***** Passage to read

If this is so we might wonder how such a chasm came to exist. How did a purely physical, material process like evolution ever give rise to the abilities Egnor mentions. Indeed, how does the material brain of any animal convert physical stimuli, the firing of synapses and the flux of molecules in neurons, into immaterial sensations like pain or pleasure, and experiences of sound, color, fragrance or flavor? We take it all for granted, but it really is an astonishing mystery how a material brain could produce not only these sensations but also conceptualize abstractions and give meaning to words on paper.

indeed, Egnor believes that these phenomena are beyond the capabilities of matter alone which is why he believes that we also possess an immaterial mind.

Saturday, November 7, 2015

The Chinese Room

One major controversy in the philosophy of mind is driven by the claim that computers can think, or will soon be able to. If that claim is true then it makes it a lot easier to assume that the brain is a kind of computer and that what we call mind is simply a word we use to describe the way the brain functions.

Or put another way, mind is to brain what computer software is to the computer's hardware. This view is called "functionalism." In 1980 philosopher John Searle published an argument that sought to show that functionalism is wrong and that there's more to our cognitive experience than simple computation. His argument came to be known as the Chinese Room argument and neuroscientist Michael Egnor has a helpful discussion of it at Evolution News and Views. Egnor describes the argument as follows:
Imagine that you are an English speaker and you do not speak Chinese. You've moved to China and you get a job working in a booth in a public square. The purpose of the booth is to provide answers to questions that Chinese-speaking people write on small pieces of paper and pass into the booth through a slot. The answer is written on a small piece of paper and passed back to the Chinese person through a separate slot.

**********

Things to do:
a. According to the Chinese Room passage, who published the Chinese Room argument, and in what year?
b. How would you translate this sentence from the Chinese Room passage into Spanish: "Or put another way, mind is to brain what computer software is to the computer's hardware."
c. Can you rewrite the Chinese Room passage from "indeed, Egnor believes" up to and including "an immaterial mind.", replacing "phenomena" with "abilities"?
The data placed after the Chinese Room passage plays no part in any of this.

***** Entries supplied

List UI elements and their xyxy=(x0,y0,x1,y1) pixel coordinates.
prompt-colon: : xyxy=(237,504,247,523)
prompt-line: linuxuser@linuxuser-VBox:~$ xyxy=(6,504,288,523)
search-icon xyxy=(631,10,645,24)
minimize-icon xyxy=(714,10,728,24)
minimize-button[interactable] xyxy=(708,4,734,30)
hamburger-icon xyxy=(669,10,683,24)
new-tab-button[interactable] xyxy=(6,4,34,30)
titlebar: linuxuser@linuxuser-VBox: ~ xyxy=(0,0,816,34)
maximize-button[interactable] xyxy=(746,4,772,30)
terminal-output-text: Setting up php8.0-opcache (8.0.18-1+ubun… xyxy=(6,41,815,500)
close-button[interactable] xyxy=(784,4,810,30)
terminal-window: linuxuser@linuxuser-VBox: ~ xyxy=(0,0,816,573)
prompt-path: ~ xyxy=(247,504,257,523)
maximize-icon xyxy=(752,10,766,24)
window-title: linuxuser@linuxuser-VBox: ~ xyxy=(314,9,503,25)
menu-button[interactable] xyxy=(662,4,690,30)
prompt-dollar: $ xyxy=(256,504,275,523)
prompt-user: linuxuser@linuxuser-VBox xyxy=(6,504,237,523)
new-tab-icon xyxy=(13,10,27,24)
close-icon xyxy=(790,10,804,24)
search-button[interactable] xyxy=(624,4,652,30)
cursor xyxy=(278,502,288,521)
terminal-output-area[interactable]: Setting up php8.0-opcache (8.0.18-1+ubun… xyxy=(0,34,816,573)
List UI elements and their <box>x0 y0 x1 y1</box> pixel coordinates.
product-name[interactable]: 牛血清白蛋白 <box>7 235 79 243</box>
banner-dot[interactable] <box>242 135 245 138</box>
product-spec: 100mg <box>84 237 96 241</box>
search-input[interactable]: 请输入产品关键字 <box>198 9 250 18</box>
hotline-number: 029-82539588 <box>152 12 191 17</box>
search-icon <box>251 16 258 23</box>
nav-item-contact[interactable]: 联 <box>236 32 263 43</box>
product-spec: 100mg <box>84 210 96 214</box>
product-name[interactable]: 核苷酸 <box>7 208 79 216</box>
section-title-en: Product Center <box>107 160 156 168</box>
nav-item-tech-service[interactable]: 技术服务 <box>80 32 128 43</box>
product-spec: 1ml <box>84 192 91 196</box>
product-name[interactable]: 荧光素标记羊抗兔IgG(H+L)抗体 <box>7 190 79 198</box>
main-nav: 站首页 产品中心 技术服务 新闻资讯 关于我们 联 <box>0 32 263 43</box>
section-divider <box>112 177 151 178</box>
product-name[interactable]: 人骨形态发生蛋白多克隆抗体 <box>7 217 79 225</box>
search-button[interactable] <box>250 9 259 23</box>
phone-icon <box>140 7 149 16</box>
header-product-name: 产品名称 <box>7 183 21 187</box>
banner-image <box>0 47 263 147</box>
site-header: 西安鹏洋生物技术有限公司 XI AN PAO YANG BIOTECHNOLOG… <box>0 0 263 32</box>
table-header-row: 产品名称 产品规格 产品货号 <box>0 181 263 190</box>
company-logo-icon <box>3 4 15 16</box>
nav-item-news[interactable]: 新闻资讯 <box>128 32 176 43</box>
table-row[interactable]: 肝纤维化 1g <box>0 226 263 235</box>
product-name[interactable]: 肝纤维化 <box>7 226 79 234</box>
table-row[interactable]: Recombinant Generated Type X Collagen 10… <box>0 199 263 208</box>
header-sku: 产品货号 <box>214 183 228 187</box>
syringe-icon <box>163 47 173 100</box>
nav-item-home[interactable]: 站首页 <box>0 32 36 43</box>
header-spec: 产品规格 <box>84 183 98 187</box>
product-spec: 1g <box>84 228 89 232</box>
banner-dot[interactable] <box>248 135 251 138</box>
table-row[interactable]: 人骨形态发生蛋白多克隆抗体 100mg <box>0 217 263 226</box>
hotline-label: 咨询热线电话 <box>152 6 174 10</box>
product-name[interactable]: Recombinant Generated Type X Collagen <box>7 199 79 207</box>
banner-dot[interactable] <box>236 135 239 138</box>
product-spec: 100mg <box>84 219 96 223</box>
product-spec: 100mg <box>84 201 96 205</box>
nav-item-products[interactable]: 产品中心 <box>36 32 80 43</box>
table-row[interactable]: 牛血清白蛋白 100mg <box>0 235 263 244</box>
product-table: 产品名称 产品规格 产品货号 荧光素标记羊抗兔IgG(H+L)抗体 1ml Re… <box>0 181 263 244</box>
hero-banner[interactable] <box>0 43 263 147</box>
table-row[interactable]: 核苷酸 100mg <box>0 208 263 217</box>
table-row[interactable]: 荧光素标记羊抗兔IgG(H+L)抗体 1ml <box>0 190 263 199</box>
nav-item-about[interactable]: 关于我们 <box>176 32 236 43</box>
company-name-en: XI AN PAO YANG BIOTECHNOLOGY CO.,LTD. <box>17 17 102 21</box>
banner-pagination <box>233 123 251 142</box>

**********

The replies:
a. Philosopher John Searle published it in 1980.

b. O, dicho de otro modo, la mente es al cerebro lo que el software de una computadora es a su hardware.

c.
indeed, Egnor believes that these abilities are beyond the capabilities of matter alone which is why he believes that we also possess an immaterial mind.